EXERCISE GOAL:
Report only how many lines hold the word "главной".

Recorded data:
┏━━

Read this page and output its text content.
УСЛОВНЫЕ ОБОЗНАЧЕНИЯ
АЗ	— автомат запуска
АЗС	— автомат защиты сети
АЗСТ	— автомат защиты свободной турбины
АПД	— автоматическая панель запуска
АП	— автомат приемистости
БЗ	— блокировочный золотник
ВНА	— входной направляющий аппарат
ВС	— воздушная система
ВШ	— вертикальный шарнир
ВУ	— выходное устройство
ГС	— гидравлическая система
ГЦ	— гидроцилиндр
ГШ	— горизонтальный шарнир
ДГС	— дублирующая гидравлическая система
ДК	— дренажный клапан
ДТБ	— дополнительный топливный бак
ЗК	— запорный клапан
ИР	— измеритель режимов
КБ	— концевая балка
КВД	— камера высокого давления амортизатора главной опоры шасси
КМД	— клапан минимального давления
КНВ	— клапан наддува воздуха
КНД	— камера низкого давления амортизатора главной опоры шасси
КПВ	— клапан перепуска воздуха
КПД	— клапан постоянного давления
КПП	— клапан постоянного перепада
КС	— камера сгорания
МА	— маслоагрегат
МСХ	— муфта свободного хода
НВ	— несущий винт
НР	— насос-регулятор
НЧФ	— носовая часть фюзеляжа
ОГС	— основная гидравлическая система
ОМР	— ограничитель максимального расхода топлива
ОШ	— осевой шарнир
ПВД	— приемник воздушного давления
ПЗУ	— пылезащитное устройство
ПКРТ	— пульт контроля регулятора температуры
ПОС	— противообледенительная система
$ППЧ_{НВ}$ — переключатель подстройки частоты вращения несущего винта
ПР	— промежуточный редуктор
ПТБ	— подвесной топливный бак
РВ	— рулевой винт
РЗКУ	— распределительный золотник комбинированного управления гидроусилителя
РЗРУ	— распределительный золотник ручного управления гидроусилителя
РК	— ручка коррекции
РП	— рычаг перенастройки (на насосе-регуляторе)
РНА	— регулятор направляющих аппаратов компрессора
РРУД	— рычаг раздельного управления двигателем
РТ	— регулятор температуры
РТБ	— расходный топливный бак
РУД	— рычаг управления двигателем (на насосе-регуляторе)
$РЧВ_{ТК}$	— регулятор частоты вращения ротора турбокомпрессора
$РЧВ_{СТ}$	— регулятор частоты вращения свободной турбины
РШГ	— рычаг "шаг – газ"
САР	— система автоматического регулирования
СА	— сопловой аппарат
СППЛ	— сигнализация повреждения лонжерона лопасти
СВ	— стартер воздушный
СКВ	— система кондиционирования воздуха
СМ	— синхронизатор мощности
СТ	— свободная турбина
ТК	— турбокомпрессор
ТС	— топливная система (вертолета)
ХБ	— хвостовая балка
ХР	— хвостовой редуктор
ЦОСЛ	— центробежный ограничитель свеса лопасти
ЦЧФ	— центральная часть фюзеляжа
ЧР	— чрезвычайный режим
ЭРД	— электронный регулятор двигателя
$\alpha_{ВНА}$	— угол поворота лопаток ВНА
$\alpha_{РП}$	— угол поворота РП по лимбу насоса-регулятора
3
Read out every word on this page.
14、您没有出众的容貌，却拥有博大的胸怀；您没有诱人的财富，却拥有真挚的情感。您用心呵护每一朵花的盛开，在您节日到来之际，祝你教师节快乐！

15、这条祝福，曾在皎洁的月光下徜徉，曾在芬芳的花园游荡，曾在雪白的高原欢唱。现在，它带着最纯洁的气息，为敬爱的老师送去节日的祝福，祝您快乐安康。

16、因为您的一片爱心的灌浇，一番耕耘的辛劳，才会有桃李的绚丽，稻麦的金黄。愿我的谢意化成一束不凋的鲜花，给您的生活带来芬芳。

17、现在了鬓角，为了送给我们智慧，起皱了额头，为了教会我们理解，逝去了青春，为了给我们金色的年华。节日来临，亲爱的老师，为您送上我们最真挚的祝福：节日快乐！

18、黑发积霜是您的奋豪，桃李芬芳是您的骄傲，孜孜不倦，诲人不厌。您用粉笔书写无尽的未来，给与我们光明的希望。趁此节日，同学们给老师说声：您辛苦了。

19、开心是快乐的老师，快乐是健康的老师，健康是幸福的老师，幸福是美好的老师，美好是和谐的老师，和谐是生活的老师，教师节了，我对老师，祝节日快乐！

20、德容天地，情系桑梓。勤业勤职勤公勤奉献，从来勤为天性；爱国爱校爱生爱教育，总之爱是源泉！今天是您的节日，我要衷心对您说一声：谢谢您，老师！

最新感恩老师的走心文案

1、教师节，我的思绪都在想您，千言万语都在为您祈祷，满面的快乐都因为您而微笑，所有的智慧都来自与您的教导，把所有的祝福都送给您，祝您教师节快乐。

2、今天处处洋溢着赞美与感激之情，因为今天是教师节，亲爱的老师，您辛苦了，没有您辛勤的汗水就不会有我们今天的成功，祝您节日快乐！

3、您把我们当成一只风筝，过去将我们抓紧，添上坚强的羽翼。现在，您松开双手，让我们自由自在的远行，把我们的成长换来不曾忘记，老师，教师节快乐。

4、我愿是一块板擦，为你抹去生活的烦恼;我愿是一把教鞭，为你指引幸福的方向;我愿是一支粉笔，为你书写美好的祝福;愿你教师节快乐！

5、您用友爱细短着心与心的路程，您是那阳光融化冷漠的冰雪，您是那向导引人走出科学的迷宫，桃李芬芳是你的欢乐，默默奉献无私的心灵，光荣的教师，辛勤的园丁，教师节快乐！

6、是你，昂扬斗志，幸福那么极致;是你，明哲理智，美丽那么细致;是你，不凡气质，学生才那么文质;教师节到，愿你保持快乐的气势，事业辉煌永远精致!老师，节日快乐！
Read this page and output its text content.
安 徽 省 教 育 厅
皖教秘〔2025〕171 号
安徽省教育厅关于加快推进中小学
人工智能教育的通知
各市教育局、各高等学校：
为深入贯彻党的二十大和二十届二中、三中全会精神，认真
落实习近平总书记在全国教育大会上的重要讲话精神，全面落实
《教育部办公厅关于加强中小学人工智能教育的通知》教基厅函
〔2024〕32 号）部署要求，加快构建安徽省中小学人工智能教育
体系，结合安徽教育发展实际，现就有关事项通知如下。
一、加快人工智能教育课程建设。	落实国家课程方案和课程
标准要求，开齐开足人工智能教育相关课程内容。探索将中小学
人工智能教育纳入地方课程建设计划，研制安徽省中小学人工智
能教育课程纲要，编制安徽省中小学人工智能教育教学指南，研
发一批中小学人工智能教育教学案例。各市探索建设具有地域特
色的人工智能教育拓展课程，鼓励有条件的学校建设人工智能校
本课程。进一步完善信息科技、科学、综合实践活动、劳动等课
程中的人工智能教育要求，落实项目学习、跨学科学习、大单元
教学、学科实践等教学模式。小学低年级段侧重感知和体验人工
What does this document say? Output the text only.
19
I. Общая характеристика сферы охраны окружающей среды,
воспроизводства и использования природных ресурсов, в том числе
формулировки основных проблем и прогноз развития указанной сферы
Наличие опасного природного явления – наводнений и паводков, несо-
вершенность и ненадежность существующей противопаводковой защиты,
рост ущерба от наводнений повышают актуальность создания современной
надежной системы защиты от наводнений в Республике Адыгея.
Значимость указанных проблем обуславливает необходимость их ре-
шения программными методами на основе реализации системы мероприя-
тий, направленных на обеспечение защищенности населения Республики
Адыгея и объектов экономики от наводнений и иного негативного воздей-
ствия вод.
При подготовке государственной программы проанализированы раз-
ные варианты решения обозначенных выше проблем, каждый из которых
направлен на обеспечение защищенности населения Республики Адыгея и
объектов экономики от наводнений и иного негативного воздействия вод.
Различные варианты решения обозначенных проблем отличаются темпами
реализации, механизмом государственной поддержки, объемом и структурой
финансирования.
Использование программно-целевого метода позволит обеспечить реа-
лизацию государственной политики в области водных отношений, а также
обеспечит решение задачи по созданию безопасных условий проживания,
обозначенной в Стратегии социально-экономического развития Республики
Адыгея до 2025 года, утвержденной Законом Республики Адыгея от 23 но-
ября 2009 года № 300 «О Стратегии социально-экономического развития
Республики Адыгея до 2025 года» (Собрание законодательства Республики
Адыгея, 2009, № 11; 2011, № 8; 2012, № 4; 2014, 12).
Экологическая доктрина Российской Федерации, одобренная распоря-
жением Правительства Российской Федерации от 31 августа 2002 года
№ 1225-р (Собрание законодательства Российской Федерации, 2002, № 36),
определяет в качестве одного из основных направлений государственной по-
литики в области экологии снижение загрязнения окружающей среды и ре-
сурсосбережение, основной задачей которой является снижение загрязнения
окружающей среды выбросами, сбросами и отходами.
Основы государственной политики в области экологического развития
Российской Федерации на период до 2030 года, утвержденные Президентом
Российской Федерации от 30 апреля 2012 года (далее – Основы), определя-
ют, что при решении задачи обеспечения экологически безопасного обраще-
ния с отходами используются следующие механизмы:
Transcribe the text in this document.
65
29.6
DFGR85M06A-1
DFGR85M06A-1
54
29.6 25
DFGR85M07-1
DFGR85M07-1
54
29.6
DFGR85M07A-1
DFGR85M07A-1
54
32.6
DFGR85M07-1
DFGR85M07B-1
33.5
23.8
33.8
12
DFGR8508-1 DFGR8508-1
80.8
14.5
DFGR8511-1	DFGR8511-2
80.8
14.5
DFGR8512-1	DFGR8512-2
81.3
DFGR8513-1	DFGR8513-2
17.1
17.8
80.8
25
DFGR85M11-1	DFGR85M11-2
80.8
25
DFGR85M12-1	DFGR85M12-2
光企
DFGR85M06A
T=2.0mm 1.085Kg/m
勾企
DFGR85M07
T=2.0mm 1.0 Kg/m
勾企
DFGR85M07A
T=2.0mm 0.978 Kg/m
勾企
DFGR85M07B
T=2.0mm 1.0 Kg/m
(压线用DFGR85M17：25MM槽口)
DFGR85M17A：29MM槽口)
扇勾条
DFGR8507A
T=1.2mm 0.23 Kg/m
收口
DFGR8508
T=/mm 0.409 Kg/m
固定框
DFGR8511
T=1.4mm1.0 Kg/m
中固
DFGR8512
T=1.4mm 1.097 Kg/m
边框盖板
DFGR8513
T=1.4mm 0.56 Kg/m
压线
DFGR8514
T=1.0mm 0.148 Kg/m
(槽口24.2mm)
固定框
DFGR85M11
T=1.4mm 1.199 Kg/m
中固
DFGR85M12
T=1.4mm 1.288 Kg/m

┗━━

THE RESULT:
2